▶ _Exercise_:
The records that follow must be repeated verbatim, every one of them.

▶ _Provided entries_:
..............................

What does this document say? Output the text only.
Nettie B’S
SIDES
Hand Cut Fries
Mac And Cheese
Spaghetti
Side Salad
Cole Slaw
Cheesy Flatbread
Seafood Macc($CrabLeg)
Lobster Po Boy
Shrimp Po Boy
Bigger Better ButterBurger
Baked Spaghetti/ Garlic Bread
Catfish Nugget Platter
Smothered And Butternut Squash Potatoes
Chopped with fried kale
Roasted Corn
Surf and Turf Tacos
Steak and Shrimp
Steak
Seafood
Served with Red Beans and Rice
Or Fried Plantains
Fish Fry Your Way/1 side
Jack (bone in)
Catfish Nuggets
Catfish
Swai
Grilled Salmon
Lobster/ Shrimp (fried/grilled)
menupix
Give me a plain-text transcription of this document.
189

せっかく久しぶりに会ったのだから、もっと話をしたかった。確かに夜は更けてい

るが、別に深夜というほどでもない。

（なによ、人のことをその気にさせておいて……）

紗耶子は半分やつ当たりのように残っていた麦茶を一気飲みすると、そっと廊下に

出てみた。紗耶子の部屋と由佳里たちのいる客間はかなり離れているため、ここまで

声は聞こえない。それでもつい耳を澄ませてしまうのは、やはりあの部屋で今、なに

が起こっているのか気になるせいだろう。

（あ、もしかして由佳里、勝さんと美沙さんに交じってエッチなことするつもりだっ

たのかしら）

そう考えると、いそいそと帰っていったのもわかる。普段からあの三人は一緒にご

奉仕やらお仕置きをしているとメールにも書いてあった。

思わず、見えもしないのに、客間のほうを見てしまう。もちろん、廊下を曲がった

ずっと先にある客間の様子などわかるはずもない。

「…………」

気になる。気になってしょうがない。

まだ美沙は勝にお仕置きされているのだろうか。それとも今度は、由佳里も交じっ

..............................

▶ _Result_:
What does this document say? Output the text only.
Nettie B’S
SIDES
Hand Cut Fries
Mac And Cheese
Spaghetti
Side Salad
Cole Slaw
Cheesy Flatbread
Seafood Macc($CrabLeg)
Lobster Po Boy
Shrimp Po Boy
Bigger Better ButterBurger
Baked Spaghetti/ Garlic Bread
Catfish Nugget Platter
Smothered And Butternut Squash Potatoes
Chopped with fried kale
Roasted Corn
Surf and Turf Tacos
Steak and Shrimp
Steak
Seafood
Served with Red Beans and Rice
Or Fried Plantains
Fish Fry Your Way/1 side
Jack (bone in)
Catfish Nuggets
Catfish
Swai
Grilled Salmon
Lobster/ Shrimp (fried/grilled)
menupix
Give me a plain-text transcription of this document.
189

せっかく久しぶりに会ったのだから、もっと話をしたかった。確かに夜は更けてい

るが、別に深夜というほどでもない。

（なによ、人のことをその気にさせておいて……）

紗耶子は半分やつ当たりのように残っていた麦茶を一気飲みすると、そっと廊下に

出てみた。紗耶子の部屋と由佳里たちのいる客間はかなり離れているため、ここまで

声は聞こえない。それでもつい耳を澄ませてしまうのは、やはりあの部屋で今、なに

が起こっているのか気になるせいだろう。

（あ、もしかして由佳里、勝さんと美沙さんに交じってエッチなことするつもりだっ

たのかしら）

そう考えると、いそいそと帰っていったのもわかる。普段からあの三人は一緒にご

奉仕やらお仕置きをしているとメールにも書いてあった。

思わず、見えもしないのに、客間のほうを見てしまう。もちろん、廊下を曲がった

ずっと先にある客間の様子などわかるはずもない。

「…………」

気になる。気になってしょうがない。

まだ美沙は勝にお仕置きされているのだろうか。それとも今度は、由佳里も交じっ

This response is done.